━━━ DATASET ROWS ━━━
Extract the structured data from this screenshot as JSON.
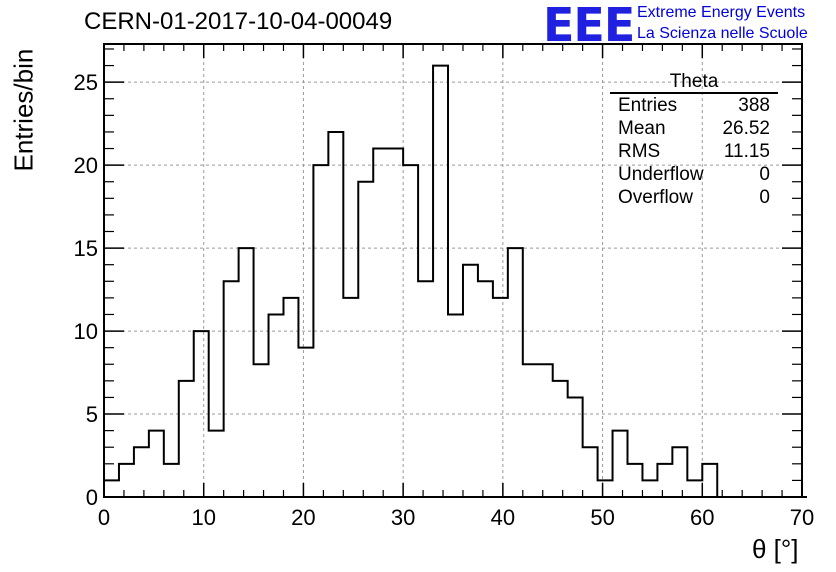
{
  "header": {
    "title": "CERN-01-2017-10-04-00049",
    "logo_text": "EEE",
    "logo_line1": "Extreme Energy Events",
    "logo_line2": "La Scienza nelle Scuole"
  },
  "stats_box": {
    "title": "Theta",
    "rows": [
      {
        "label": "Entries",
        "value": "388"
      },
      {
        "label": "Mean",
        "value": "26.52"
      },
      {
        "label": "RMS",
        "value": "11.15"
      },
      {
        "label": "Underflow",
        "value": "0"
      },
      {
        "label": "Overflow",
        "value": "0"
      }
    ]
  },
  "chart_data": {
    "type": "bar",
    "style": "step-histogram",
    "bin_width": 1.5,
    "x_start": 0,
    "values": [
      1,
      2,
      3,
      4,
      2,
      7,
      10,
      4,
      13,
      15,
      8,
      11,
      12,
      9,
      20,
      22,
      12,
      19,
      21,
      21,
      20,
      13,
      26,
      11,
      14,
      13,
      12,
      15,
      8,
      8,
      7,
      6,
      3,
      1,
      4,
      2,
      1,
      2,
      3,
      1,
      2,
      0,
      0,
      0,
      0,
      0,
      0
    ],
    "xlabel": "θ [°]",
    "ylabel": "Entries/bin",
    "xlim": [
      0,
      70
    ],
    "ylim": [
      0,
      27.3
    ],
    "xticks": [
      0,
      10,
      20,
      30,
      40,
      50,
      60,
      70
    ],
    "yticks": [
      0,
      5,
      10,
      15,
      20,
      25
    ],
    "grid": true
  }
}
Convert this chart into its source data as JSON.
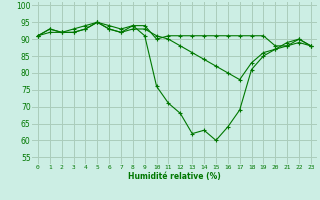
{
  "title": "",
  "xlabel": "Humidité relative (%)",
  "ylabel": "",
  "bg_color": "#cceee4",
  "grid_color": "#aaccbb",
  "line_color": "#007700",
  "marker_color": "#007700",
  "x_ticks": [
    0,
    1,
    2,
    3,
    4,
    5,
    6,
    7,
    8,
    9,
    10,
    11,
    12,
    13,
    14,
    15,
    16,
    17,
    18,
    19,
    20,
    21,
    22,
    23
  ],
  "y_ticks": [
    55,
    60,
    65,
    70,
    75,
    80,
    85,
    90,
    95,
    100
  ],
  "ylim": [
    53,
    101
  ],
  "xlim": [
    -0.5,
    23.5
  ],
  "series": [
    [
      91,
      92,
      92,
      93,
      94,
      95,
      94,
      93,
      94,
      94,
      90,
      91,
      91,
      91,
      91,
      91,
      91,
      91,
      91,
      91,
      88,
      88,
      89,
      88
    ],
    [
      91,
      93,
      92,
      92,
      93,
      95,
      93,
      92,
      93,
      93,
      91,
      90,
      88,
      86,
      84,
      82,
      80,
      78,
      83,
      86,
      87,
      88,
      90,
      88
    ],
    [
      91,
      93,
      92,
      92,
      93,
      95,
      93,
      92,
      94,
      91,
      76,
      71,
      68,
      62,
      63,
      60,
      64,
      69,
      81,
      85,
      87,
      89,
      90,
      88
    ]
  ]
}
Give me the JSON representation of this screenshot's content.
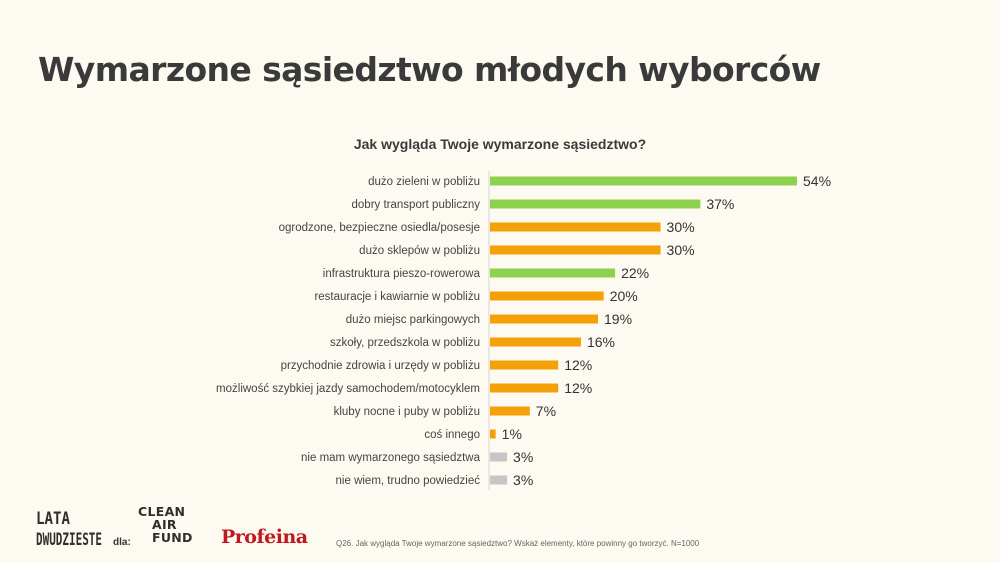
{
  "title": "Wymarzone sąsiedztwo młodych wyborców",
  "colors": {
    "green": "#8ed14f",
    "orange": "#f4a007",
    "gray": "#c6c6c6",
    "background": "#fdfaf1"
  },
  "chart_data": {
    "type": "bar",
    "orientation": "horizontal",
    "title": "Jak wygląda Twoje wymarzone sąsiedztwo?",
    "xlim": [
      0,
      54
    ],
    "grid": false,
    "categories": [
      "dużo zieleni w pobliżu",
      "dobry transport publiczny",
      "ogrodzone, bezpieczne osiedla/posesje",
      "dużo sklepów w pobliżu",
      "infrastruktura pieszo-rowerowa",
      "restauracje i kawiarnie w pobliżu",
      "dużo miejsc parkingowych",
      "szkoły, przedszkola w pobliżu",
      "przychodnie zdrowia i urzędy w pobliżu",
      "możliwość szybkiej jazdy samochodem/motocyklem",
      "kluby nocne i puby w pobliżu",
      "coś innego",
      "nie mam wymarzonego sąsiedztwa",
      "nie wiem, trudno powiedzieć"
    ],
    "values": [
      54,
      37,
      30,
      30,
      22,
      20,
      19,
      16,
      12,
      12,
      7,
      1,
      3,
      3
    ],
    "value_labels": [
      "54%",
      "37%",
      "30%",
      "30%",
      "22%",
      "20%",
      "19%",
      "16%",
      "12%",
      "12%",
      "7%",
      "1%",
      "3%",
      "3%"
    ],
    "bar_colors": [
      "green",
      "green",
      "orange",
      "orange",
      "green",
      "orange",
      "orange",
      "orange",
      "orange",
      "orange",
      "orange",
      "orange",
      "gray",
      "gray"
    ]
  },
  "logos": {
    "lata_dwudzieste": "LATA DWUDZIESTE",
    "dla": "dla:",
    "clean_air_fund": [
      "CLEAN",
      "AIR",
      "FUND"
    ],
    "profeina": "Profeina"
  },
  "footnote": "Q26. Jak wygląda Twoje wymarzone sąsiedztwo? Wskaż elementy, które powinny go tworzyć. N=1000"
}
━━━
YOUR GOAL: Drop the images and quote the entries word for word.

ANSWER TO THIS EXERCISE:
Extract the structured data from this screenshot as JSON.
{
  "header": {
    "title": "CERN-01-2017-10-04-00049",
    "logo_text": "EEE",
    "logo_line1": "Extreme Energy Events",
    "logo_line2": "La Scienza nelle Scuole"
  },
  "stats_box": {
    "title": "Theta",
    "rows": [
      {
        "label": "Entries",
        "value": "388"
      },
      {
        "label": "Mean",
        "value": "26.52"
      },
      {
        "label": "RMS",
        "value": "11.15"
      },
      {
        "label": "Underflow",
        "value": "0"
      },
      {
        "label": "Overflow",
        "value": "0"
      }
    ]
  },
  "chart_data": {
    "type": "bar",
    "style": "step-histogram",
    "bin_width": 1.5,
    "x_start": 0,
    "values": [
      1,
      2,
      3,
      4,
      2,
      7,
      10,
      4,
      13,
      15,
      8,
      11,
      12,
      9,
      20,
      22,
      12,
      19,
      21,
      21,
      20,
      13,
      26,
      11,
      14,
      13,
      12,
      15,
      8,
      8,
      7,
      6,
      3,
      1,
      4,
      2,
      1,
      2,
      3,
      1,
      2,
      0,
      0,
      0,
      0,
      0,
      0
    ],
    "xlabel": "θ [°]",
    "ylabel": "Entries/bin",
    "xlim": [
      0,
      70
    ],
    "ylim": [
      0,
      27.3
    ],
    "xticks": [
      0,
      10,
      20,
      30,
      40,
      50,
      60,
      70
    ],
    "yticks": [
      0,
      5,
      10,
      15,
      20,
      25
    ],
    "grid": true
  }
}
Convert this chart into its source data as JSON.
{
  "title": "",
  "xlabel": "Humidité relative (%)",
  "ylabel": "",
  "bg_color": "#cceee4",
  "grid_color": "#aaccbb",
  "line_color": "#007700",
  "marker_color": "#007700",
  "x_ticks": [
    0,
    1,
    2,
    3,
    4,
    5,
    6,
    7,
    8,
    9,
    10,
    11,
    12,
    13,
    14,
    15,
    16,
    17,
    18,
    19,
    20,
    21,
    22,
    23
  ],
  "y_ticks": [
    55,
    60,
    65,
    70,
    75,
    80,
    85,
    90,
    95,
    100
  ],
  "ylim": [
    53,
    101
  ],
  "xlim": [
    -0.5,
    23.5
  ],
  "series": [
    [
      91,
      92,
      92,
      93,
      94,
      95,
      94,
      93,
      94,
      94,
      90,
      91,
      91,
      91,
      91,
      91,
      91,
      91,
      91,
      91,
      88,
      88,
      89,
      88
    ],
    [
      91,
      93,
      92,
      92,
      93,
      95,
      93,
      92,
      93,
      93,
      91,
      90,
      88,
      86,
      84,
      82,
      80,
      78,
      83,
      86,
      87,
      88,
      90,
      88
    ],
    [
      91,
      93,
      92,
      92,
      93,
      95,
      93,
      92,
      94,
      91,
      76,
      71,
      68,
      62,
      63,
      60,
      64,
      69,
      81,
      85,
      87,
      89,
      90,
      88
    ]
  ]
}
Give me the JSON representation of this screenshot's content.
{
  "title": "Wymarzone sąsiedztwo młodych wyborców",
  "colors": {
    "green": "#8ed14f",
    "orange": "#f4a007",
    "gray": "#c6c6c6",
    "background": "#fdfaf1"
  },
  "chart_data": {
    "type": "bar",
    "orientation": "horizontal",
    "title": "Jak wygląda Twoje wymarzone sąsiedztwo?",
    "xlim": [
      0,
      54
    ],
    "grid": false,
    "categories": [
      "dużo zieleni w pobliżu",
      "dobry transport publiczny",
      "ogrodzone, bezpieczne osiedla/posesje",
      "dużo sklepów w pobliżu",
      "infrastruktura pieszo-rowerowa",
      "restauracje i kawiarnie w pobliżu",
      "dużo miejsc parkingowych",
      "szkoły, przedszkola w pobliżu",
      "przychodnie zdrowia i urzędy w pobliżu",
      "możliwość szybkiej jazdy samochodem/motocyklem",
      "kluby nocne i puby w pobliżu",
      "coś innego",
      "nie mam wymarzonego sąsiedztwa",
      "nie wiem, trudno powiedzieć"
    ],
    "values": [
      54,
      37,
      30,
      30,
      22,
      20,
      19,
      16,
      12,
      12,
      7,
      1,
      3,
      3
    ],
    "value_labels": [
      "54%",
      "37%",
      "30%",
      "30%",
      "22%",
      "20%",
      "19%",
      "16%",
      "12%",
      "12%",
      "7%",
      "1%",
      "3%",
      "3%"
    ],
    "bar_colors": [
      "green",
      "green",
      "orange",
      "orange",
      "green",
      "orange",
      "orange",
      "orange",
      "orange",
      "orange",
      "orange",
      "orange",
      "gray",
      "gray"
    ]
  },
  "logos": {
    "lata_dwudzieste": "LATA DWUDZIESTE",
    "dla": "dla:",
    "clean_air_fund": [
      "CLEAN",
      "AIR",
      "FUND"
    ],
    "profeina": "Profeina"
  },
  "footnote": "Q26. Jak wygląda Twoje wymarzone sąsiedztwo? Wskaż elementy, które powinny go tworzyć. N=1000"
}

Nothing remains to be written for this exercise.